*INSTRUCTIONS TO FOLLOW:* Scan the material for the word "JSON", and copy each line where it shows up.
%%
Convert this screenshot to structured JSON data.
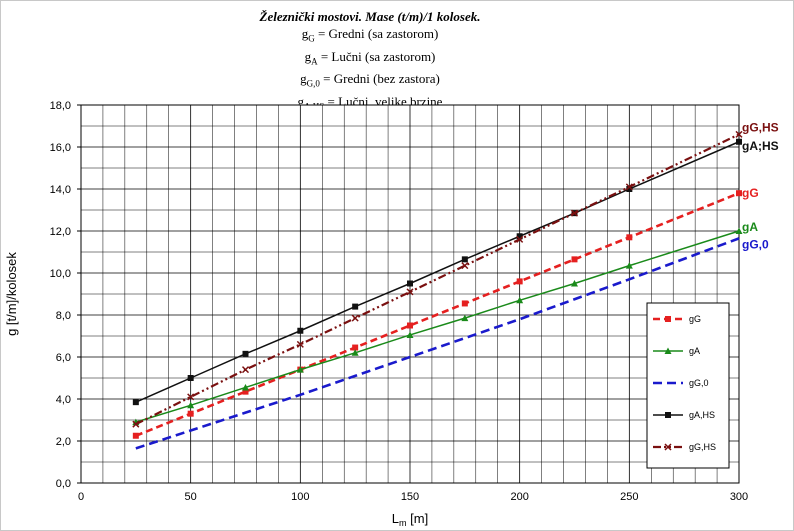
{
  "chart_data": {
    "type": "line",
    "title": "Železnički mostovi. Mase (t/m)/1 kolosek.",
    "subtitle_lines": [
      {
        "sym": "g",
        "sub": "G",
        "text": " = Gredni  (sa zastorom)"
      },
      {
        "sym": "g",
        "sub": "A",
        "text": " = Lučni  (sa zastorom)"
      },
      {
        "sym": "g",
        "sub": "G,0",
        "text": " = Gredni  (bez zastora)"
      },
      {
        "sym": "g",
        "sub": "A,HS",
        "text": " = Lučni,  velike  brzine"
      }
    ],
    "xlabel": "m",
    "xlabel_main": "L",
    "xlabel_unit": "[m]",
    "ylabel": "g  [t/m]/kolosek",
    "xlim": [
      0,
      300
    ],
    "ylim": [
      0,
      18
    ],
    "xticks": [
      "0",
      "50",
      "100",
      "150",
      "200",
      "250",
      "300"
    ],
    "yticks": [
      "0,0",
      "2,0",
      "4,0",
      "6,0",
      "8,0",
      "10,0",
      "12,0",
      "14,0",
      "16,0",
      "18,0"
    ],
    "grid": true,
    "legend_position": "right-lower",
    "x": [
      25,
      50,
      75,
      100,
      125,
      150,
      175,
      200,
      225,
      250,
      300
    ],
    "series": [
      {
        "name": "gG",
        "end_label": "gG",
        "color": "#e52020",
        "dash": "7,4",
        "width": 2.6,
        "marker": "square",
        "values": [
          2.25,
          3.3,
          4.35,
          5.4,
          6.45,
          7.5,
          8.55,
          9.6,
          10.65,
          11.7,
          13.8
        ]
      },
      {
        "name": "gA",
        "end_label": "gA",
        "color": "#1a8a1a",
        "dash": "",
        "width": 1.5,
        "marker": "triangle",
        "values": [
          2.9,
          3.7,
          4.55,
          5.4,
          6.2,
          7.05,
          7.85,
          8.7,
          9.5,
          10.35,
          12.0
        ]
      },
      {
        "name": "gG,0",
        "end_label": "gG,0",
        "color": "#1a1acc",
        "dash": "9,5",
        "width": 2.6,
        "marker": "none",
        "values": [
          1.65,
          2.5,
          3.35,
          4.2,
          5.1,
          6.0,
          6.9,
          7.8,
          8.75,
          9.7,
          11.65
        ]
      },
      {
        "name": "gA,HS",
        "end_label": "gA;HS",
        "color": "#111111",
        "dash": "",
        "width": 1.5,
        "marker": "square",
        "values": [
          3.85,
          5.0,
          6.15,
          7.25,
          8.4,
          9.5,
          10.65,
          11.75,
          12.85,
          14.0,
          16.25
        ]
      },
      {
        "name": "gG,HS",
        "end_label": "gG,HS",
        "color": "#7a1010",
        "dash": "8,3,2,3,2,3",
        "width": 2.2,
        "marker": "x",
        "values": [
          2.8,
          4.1,
          5.4,
          6.6,
          7.85,
          9.1,
          10.35,
          11.6,
          12.85,
          14.1,
          16.6
        ]
      }
    ]
  }
}
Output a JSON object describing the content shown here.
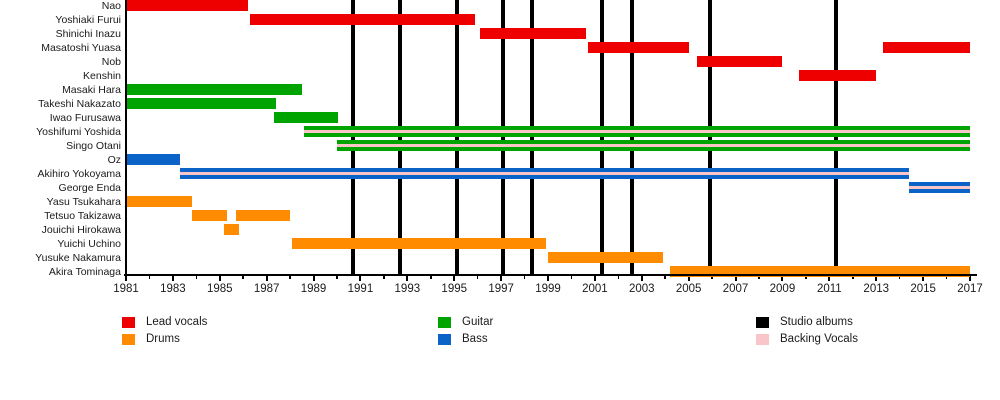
{
  "chart_data": {
    "type": "timeline",
    "title": "",
    "x_axis": {
      "start_year": 1981,
      "end_year": 2017,
      "tick_label_years": [
        1981,
        1983,
        1985,
        1987,
        1989,
        1991,
        1993,
        1995,
        1997,
        1999,
        2001,
        2003,
        2005,
        2007,
        2009,
        2011,
        2013,
        2015,
        2017
      ],
      "minor_tick_years": [
        1982,
        1984,
        1986,
        1988,
        1990,
        1992,
        1994,
        1996,
        1998,
        2000,
        2002,
        2004,
        2006,
        2008,
        2010,
        2012,
        2014,
        2016
      ],
      "grid": false
    },
    "colors": {
      "lead_vocals": "#ee0000",
      "drums": "#ff8c00",
      "guitar": "#00a400",
      "bass": "#0b63c8",
      "backing_vocals": "#f9c5c8",
      "studio_albums": "#000000"
    },
    "members": [
      {
        "name": "Nao",
        "role": "lead_vocals",
        "backing_vocals": false,
        "stints": [
          [
            1981.0,
            1986.2
          ]
        ]
      },
      {
        "name": "Yoshiaki Furui",
        "role": "lead_vocals",
        "backing_vocals": false,
        "stints": [
          [
            1986.3,
            1995.9
          ]
        ]
      },
      {
        "name": "Shinichi Inazu",
        "role": "lead_vocals",
        "backing_vocals": false,
        "stints": [
          [
            1996.1,
            2000.6
          ]
        ]
      },
      {
        "name": "Masatoshi Yuasa",
        "role": "lead_vocals",
        "backing_vocals": false,
        "stints": [
          [
            2000.7,
            2005.0
          ],
          [
            2013.3,
            2017.0
          ]
        ]
      },
      {
        "name": "Nob",
        "role": "lead_vocals",
        "backing_vocals": false,
        "stints": [
          [
            2005.35,
            2009.0
          ]
        ]
      },
      {
        "name": "Kenshin",
        "role": "lead_vocals",
        "backing_vocals": false,
        "stints": [
          [
            2009.7,
            2013.0
          ]
        ]
      },
      {
        "name": "Masaki Hara",
        "role": "guitar",
        "backing_vocals": false,
        "stints": [
          [
            1981.0,
            1988.5
          ]
        ]
      },
      {
        "name": "Takeshi Nakazato",
        "role": "guitar",
        "backing_vocals": false,
        "stints": [
          [
            1981.0,
            1987.4
          ]
        ]
      },
      {
        "name": "Iwao Furusawa",
        "role": "guitar",
        "backing_vocals": false,
        "stints": [
          [
            1987.3,
            1990.05
          ]
        ]
      },
      {
        "name": "Yoshifumi Yoshida",
        "role": "guitar",
        "backing_vocals": true,
        "stints": [
          [
            1988.6,
            2017.0
          ]
        ]
      },
      {
        "name": "Singo Otani",
        "role": "guitar",
        "backing_vocals": true,
        "stints": [
          [
            1990.0,
            2017.0
          ]
        ]
      },
      {
        "name": "Oz",
        "role": "bass",
        "backing_vocals": false,
        "stints": [
          [
            1981.0,
            1983.3
          ]
        ]
      },
      {
        "name": "Akihiro Yokoyama",
        "role": "bass",
        "backing_vocals": true,
        "stints": [
          [
            1983.3,
            2014.4
          ]
        ]
      },
      {
        "name": "George Enda",
        "role": "bass",
        "backing_vocals": true,
        "stints": [
          [
            2014.4,
            2017.0
          ]
        ]
      },
      {
        "name": "Yasu Tsukahara",
        "role": "drums",
        "backing_vocals": false,
        "stints": [
          [
            1981.0,
            1983.8
          ]
        ]
      },
      {
        "name": "Tetsuo Takizawa",
        "role": "drums",
        "backing_vocals": false,
        "stints": [
          [
            1983.8,
            1985.3
          ],
          [
            1985.7,
            1988.0
          ]
        ]
      },
      {
        "name": "Jouichi Hirokawa",
        "role": "drums",
        "backing_vocals": false,
        "stints": [
          [
            1985.2,
            1985.8
          ]
        ]
      },
      {
        "name": "Yuichi Uchino",
        "role": "drums",
        "backing_vocals": false,
        "stints": [
          [
            1988.1,
            1998.9
          ]
        ]
      },
      {
        "name": "Yusuke Nakamura",
        "role": "drums",
        "backing_vocals": false,
        "stints": [
          [
            1999.0,
            2003.9
          ]
        ]
      },
      {
        "name": "Akira Tominaga",
        "role": "drums",
        "backing_vocals": false,
        "stints": [
          [
            2004.2,
            2017.0
          ]
        ]
      }
    ],
    "studio_album_years": [
      1990.7,
      1992.7,
      1995.1,
      1997.1,
      1998.3,
      2001.3,
      2002.6,
      2005.9,
      2011.3
    ],
    "legend_position": "bottom"
  },
  "legend": {
    "items": [
      {
        "label": "Lead vocals",
        "color_key": "lead_vocals"
      },
      {
        "label": "Drums",
        "color_key": "drums"
      },
      {
        "label": "Guitar",
        "color_key": "guitar"
      },
      {
        "label": "Bass",
        "color_key": "bass"
      },
      {
        "label": "Studio albums",
        "color_key": "studio_albums"
      },
      {
        "label": "Backing Vocals",
        "color_key": "backing_vocals"
      }
    ]
  }
}
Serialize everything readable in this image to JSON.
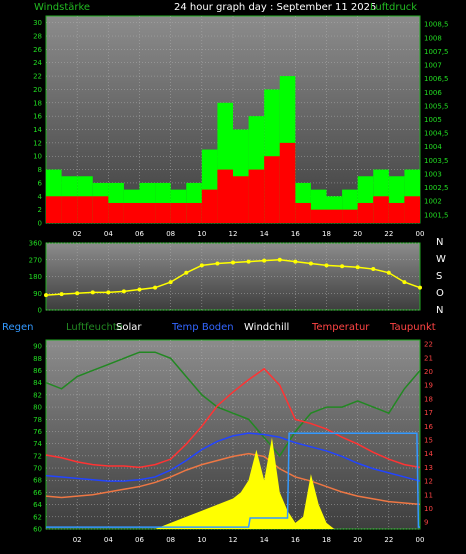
%%
*EXERCISE SOLUTION:*
Convert this screenshot to structured JSON data.
Output a JSON object describing the content shown here.
Serialize everything readable in this image to JSON.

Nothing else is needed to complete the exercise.